---------- THE DATA ----------
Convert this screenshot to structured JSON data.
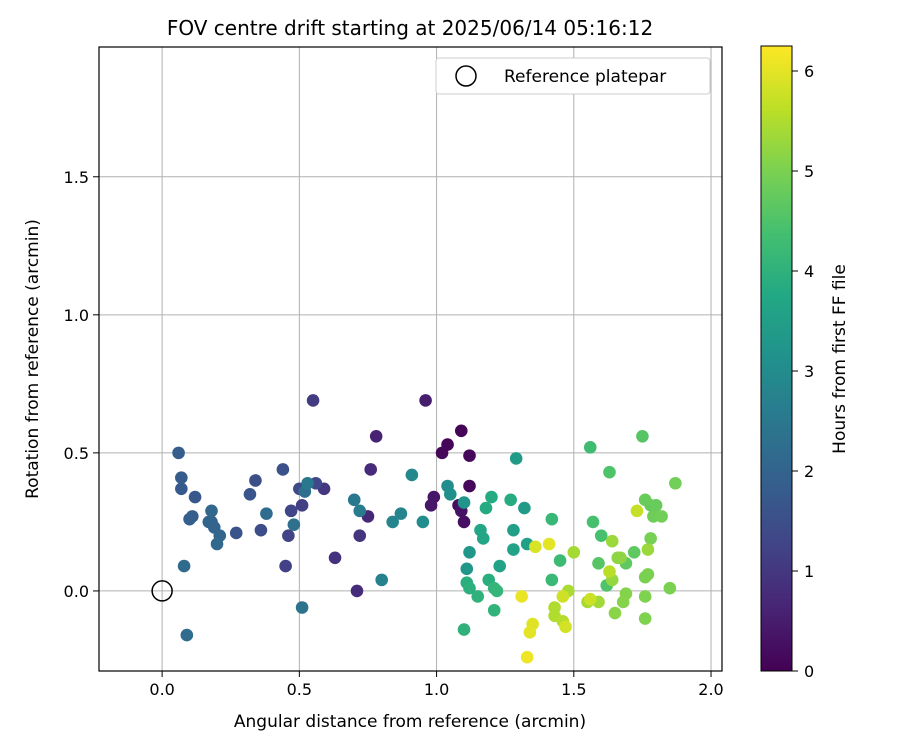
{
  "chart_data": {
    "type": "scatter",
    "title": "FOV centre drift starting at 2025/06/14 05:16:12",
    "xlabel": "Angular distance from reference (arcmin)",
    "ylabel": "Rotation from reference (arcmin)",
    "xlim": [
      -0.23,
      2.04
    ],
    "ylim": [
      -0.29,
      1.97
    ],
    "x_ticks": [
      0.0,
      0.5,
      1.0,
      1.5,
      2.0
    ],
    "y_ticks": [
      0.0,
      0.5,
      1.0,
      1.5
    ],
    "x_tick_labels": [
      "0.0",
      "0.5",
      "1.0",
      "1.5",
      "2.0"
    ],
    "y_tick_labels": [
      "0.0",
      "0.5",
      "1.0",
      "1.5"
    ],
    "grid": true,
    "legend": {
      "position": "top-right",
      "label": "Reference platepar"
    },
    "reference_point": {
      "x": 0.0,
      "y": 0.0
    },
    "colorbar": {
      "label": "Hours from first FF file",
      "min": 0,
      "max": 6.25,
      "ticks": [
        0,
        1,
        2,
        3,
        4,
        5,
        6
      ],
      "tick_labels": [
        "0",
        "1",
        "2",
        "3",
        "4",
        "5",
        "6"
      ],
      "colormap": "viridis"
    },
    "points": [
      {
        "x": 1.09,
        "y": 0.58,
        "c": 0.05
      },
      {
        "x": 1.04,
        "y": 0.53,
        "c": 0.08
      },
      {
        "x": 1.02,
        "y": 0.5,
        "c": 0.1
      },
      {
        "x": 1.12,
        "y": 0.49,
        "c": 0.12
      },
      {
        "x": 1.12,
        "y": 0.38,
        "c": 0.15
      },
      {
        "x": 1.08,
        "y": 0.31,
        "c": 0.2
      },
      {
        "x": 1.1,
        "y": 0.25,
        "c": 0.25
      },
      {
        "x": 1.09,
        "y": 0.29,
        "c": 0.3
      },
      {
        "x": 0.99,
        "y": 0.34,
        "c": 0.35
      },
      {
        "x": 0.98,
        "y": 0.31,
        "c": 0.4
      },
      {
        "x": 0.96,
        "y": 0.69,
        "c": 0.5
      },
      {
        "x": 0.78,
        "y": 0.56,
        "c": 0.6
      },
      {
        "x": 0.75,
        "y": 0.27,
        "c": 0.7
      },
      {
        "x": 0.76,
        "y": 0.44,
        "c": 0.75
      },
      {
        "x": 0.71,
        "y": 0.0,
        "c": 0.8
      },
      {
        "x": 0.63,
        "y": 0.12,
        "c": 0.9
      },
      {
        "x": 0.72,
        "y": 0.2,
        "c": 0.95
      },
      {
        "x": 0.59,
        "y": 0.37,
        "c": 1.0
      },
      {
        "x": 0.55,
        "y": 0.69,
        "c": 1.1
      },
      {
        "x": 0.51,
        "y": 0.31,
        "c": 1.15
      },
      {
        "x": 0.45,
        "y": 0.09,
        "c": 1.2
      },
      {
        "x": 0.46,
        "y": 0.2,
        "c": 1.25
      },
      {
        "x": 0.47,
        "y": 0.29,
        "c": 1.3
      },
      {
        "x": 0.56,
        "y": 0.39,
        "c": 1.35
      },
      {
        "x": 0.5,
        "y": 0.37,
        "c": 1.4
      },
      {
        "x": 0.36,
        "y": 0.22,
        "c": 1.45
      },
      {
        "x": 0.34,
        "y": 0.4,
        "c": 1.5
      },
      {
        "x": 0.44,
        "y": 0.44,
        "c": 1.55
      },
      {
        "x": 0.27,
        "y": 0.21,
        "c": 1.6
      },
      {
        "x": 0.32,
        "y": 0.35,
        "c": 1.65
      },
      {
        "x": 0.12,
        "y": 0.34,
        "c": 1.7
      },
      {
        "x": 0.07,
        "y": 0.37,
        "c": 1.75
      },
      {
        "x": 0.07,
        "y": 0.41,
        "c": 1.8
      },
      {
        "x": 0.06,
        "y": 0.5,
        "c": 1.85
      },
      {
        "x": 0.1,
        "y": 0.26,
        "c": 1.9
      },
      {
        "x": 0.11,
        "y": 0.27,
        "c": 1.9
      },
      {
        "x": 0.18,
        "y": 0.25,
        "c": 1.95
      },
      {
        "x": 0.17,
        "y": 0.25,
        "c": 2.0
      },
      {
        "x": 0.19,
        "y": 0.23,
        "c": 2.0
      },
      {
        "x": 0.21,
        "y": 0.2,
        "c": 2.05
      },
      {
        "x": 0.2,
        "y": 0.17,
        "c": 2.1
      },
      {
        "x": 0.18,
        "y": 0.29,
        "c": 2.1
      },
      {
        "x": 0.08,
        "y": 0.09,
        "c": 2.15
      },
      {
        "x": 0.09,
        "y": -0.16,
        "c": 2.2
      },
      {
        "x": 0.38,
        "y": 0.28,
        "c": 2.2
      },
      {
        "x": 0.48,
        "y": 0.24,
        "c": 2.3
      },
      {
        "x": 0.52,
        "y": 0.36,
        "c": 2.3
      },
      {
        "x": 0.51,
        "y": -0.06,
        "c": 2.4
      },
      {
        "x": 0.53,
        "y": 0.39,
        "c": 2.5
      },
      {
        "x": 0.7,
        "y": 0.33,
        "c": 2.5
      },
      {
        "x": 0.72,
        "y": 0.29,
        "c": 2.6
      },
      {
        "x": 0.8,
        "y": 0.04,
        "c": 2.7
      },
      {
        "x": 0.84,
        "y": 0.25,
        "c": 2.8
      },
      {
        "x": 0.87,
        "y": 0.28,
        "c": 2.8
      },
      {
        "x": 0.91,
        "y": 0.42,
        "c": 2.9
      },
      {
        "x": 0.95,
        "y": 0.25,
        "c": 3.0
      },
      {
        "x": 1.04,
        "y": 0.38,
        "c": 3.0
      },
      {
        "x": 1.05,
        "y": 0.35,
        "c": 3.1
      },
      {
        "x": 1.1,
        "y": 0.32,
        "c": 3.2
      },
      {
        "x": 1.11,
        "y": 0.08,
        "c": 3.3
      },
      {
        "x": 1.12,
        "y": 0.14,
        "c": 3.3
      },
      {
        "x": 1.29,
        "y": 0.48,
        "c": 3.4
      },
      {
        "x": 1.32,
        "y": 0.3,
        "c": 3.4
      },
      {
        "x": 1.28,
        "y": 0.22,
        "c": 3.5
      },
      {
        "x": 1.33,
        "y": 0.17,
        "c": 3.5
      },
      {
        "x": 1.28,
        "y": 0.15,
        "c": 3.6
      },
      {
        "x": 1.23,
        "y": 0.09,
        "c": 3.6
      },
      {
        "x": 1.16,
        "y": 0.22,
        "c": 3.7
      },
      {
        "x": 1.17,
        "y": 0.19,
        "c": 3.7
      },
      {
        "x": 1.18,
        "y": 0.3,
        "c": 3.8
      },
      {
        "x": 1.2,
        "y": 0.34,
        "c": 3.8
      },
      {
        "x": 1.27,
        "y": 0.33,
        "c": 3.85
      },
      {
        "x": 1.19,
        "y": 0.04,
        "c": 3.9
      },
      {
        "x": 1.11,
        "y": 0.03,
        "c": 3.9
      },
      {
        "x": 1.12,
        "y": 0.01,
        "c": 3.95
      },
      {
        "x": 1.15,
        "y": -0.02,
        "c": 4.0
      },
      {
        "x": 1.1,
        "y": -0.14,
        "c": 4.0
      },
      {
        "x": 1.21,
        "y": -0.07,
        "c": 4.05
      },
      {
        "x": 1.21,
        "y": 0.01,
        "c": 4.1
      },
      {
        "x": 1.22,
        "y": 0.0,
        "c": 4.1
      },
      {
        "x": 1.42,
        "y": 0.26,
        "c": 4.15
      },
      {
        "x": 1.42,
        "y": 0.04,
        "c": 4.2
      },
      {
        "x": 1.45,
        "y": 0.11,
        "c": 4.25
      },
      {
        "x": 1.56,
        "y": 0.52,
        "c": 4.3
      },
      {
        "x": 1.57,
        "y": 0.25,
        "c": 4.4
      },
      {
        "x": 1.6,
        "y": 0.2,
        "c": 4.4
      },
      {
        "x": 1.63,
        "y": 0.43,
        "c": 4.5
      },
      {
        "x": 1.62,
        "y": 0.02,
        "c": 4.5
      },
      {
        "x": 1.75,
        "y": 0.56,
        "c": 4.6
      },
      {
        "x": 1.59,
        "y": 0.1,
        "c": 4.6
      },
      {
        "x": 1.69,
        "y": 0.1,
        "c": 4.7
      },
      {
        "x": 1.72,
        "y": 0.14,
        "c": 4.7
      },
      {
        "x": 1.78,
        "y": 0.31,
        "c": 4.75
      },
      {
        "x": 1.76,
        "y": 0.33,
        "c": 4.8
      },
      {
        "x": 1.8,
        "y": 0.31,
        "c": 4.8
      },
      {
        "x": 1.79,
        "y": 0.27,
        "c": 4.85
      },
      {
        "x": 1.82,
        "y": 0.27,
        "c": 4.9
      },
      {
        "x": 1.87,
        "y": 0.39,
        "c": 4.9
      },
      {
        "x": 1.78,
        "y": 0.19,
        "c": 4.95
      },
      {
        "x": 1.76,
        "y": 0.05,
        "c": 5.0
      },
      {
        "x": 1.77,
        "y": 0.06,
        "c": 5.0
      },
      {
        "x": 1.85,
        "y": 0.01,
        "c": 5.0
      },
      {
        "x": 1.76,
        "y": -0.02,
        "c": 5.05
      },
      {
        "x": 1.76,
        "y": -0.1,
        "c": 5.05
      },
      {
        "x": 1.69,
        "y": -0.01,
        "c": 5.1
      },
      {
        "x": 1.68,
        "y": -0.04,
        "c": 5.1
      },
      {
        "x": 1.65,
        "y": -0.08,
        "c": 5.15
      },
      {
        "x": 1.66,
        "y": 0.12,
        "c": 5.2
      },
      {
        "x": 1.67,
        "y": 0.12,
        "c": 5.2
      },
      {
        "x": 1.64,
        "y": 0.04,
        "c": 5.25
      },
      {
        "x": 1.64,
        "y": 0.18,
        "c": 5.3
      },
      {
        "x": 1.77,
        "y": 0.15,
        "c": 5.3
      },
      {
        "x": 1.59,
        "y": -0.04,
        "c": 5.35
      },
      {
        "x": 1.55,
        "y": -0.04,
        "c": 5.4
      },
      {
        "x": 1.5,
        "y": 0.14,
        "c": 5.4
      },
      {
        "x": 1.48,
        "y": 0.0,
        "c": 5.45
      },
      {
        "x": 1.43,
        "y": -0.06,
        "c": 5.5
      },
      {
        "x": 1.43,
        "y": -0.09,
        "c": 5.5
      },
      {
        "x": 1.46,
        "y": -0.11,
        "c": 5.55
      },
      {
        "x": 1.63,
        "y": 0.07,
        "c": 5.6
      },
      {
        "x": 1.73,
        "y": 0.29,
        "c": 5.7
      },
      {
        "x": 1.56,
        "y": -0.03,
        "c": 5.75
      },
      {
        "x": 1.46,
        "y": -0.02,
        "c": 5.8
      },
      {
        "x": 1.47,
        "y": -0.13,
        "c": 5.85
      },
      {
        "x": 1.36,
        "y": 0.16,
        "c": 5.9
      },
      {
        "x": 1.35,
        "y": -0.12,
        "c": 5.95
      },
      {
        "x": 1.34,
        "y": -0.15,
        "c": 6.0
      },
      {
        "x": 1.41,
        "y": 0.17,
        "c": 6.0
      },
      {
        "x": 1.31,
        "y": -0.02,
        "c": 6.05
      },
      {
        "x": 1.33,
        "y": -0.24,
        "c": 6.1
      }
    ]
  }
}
----------
Point out every line holding the string "from" and copy it.

SOLUTION FOR THIS PROBLEM:
    "xlabel": "Angular distance from reference (arcmin)",
    "ylabel": "Rotation from reference (arcmin)",
      "label": "Hours from first FF file",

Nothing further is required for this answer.